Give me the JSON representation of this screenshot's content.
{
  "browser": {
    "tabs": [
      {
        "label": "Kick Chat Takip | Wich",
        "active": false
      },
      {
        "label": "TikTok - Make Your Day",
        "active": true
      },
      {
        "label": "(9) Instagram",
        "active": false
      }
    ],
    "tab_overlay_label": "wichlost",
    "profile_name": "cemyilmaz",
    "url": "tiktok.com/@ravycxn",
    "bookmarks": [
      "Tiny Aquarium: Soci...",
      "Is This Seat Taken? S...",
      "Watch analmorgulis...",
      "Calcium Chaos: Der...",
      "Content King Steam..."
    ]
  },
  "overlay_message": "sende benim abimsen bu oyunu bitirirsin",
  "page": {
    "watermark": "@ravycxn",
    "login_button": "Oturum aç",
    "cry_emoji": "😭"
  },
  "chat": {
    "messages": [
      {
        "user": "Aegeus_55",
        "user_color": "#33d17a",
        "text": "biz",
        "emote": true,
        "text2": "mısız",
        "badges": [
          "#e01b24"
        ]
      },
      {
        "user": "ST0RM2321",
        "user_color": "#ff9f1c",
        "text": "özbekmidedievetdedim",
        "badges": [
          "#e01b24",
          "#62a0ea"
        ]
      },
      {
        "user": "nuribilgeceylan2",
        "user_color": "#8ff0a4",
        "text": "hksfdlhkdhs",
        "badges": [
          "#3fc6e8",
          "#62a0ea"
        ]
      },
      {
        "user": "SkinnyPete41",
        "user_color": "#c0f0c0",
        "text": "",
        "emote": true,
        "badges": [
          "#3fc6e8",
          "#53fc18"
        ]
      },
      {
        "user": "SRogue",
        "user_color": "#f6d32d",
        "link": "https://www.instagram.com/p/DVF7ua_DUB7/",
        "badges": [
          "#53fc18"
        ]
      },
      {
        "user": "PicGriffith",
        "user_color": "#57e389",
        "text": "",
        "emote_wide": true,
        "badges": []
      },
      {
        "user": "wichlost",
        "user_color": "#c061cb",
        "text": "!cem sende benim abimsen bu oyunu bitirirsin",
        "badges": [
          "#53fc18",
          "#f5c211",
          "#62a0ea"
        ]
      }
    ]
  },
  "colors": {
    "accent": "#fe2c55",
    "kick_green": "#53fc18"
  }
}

- Objective -
Using the listing above, reproduce each line without omission.

- Task solution -
Give me the JSON representation of this screenshot's content.
{
  "browser": {
    "tabs": [
      {
        "label": "Kick Chat Takip | Wich",
        "active": false
      },
      {
        "label": "TikTok - Make Your Day",
        "active": true
      },
      {
        "label": "(9) Instagram",
        "active": false
      }
    ],
    "tab_overlay_label": "wichlost",
    "profile_name": "cemyilmaz",
    "url": "tiktok.com/@ravycxn",
    "bookmarks": [
      "Tiny Aquarium: Soci...",
      "Is This Seat Taken? S...",
      "Watch analmorgulis...",
      "Calcium Chaos: Der...",
      "Content King Steam..."
    ]
  },
  "overlay_message": "sende benim abimsen bu oyunu bitirirsin",
  "page": {
    "watermark": "@ravycxn",
    "login_button": "Oturum aç",
    "cry_emoji": "😭"
  },
  "chat": {
    "messages": [
      {
        "user": "Aegeus_55",
        "user_color": "#33d17a",
        "text": "biz",
        "emote": true,
        "text2": "mısız",
        "badges": [
          "#e01b24"
        ]
      },
      {
        "user": "ST0RM2321",
        "user_color": "#ff9f1c",
        "text": "özbekmidedievetdedim",
        "badges": [
          "#e01b24",
          "#62a0ea"
        ]
      },
      {
        "user": "nuribilgeceylan2",
        "user_color": "#8ff0a4",
        "text": "hksfdlhkdhs",
        "badges": [
          "#3fc6e8",
          "#62a0ea"
        ]
      },
      {
        "user": "SkinnyPete41",
        "user_color": "#c0f0c0",
        "text": "",
        "emote": true,
        "badges": [
          "#3fc6e8",
          "#53fc18"
        ]
      },
      {
        "user": "SRogue",
        "user_color": "#f6d32d",
        "link": "https://www.instagram.com/p/DVF7ua_DUB7/",
        "badges": [
          "#53fc18"
        ]
      },
      {
        "user": "PicGriffith",
        "user_color": "#57e389",
        "text": "",
        "emote_wide": true,
        "badges": []
      },
      {
        "user": "wichlost",
        "user_color": "#c061cb",
        "text": "!cem sende benim abimsen bu oyunu bitirirsin",
        "badges": [
          "#53fc18",
          "#f5c211",
          "#62a0ea"
        ]
      }
    ]
  },
  "colors": {
    "accent": "#fe2c55",
    "kick_green": "#53fc18"
  }
}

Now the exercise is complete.